-- Task requirements --
Identify the lines that contain the string "SOIL", then copy each of them.

Data listing
--
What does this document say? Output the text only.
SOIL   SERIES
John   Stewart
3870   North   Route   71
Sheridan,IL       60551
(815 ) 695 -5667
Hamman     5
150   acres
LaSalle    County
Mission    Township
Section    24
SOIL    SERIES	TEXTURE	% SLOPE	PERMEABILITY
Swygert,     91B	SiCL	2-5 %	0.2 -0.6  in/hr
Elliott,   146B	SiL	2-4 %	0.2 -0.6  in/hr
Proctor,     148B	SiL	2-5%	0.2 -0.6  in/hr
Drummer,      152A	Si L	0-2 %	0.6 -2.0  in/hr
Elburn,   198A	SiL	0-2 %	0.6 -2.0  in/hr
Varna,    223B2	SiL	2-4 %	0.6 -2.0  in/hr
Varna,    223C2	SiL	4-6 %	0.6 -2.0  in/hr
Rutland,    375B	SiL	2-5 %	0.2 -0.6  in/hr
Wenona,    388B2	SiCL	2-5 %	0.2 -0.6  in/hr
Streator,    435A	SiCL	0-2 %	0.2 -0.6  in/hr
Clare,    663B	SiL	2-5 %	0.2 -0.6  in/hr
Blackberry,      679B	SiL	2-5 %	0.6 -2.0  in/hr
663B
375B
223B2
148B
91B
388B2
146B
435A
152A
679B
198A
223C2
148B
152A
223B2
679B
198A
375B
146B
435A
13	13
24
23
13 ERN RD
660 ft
--
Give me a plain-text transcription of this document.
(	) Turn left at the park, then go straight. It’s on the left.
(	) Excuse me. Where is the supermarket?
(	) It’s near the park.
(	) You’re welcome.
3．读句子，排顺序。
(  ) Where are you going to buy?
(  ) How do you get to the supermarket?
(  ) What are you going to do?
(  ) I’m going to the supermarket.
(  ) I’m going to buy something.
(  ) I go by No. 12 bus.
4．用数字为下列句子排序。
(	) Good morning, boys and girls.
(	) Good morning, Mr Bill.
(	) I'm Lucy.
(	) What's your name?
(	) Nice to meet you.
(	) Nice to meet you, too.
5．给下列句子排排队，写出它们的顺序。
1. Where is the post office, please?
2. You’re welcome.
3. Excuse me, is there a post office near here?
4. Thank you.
--
-- Written answer --
SOIL   SERIES
SOIL    SERIES	TEXTURE	% SLOPE	PERMEABILITY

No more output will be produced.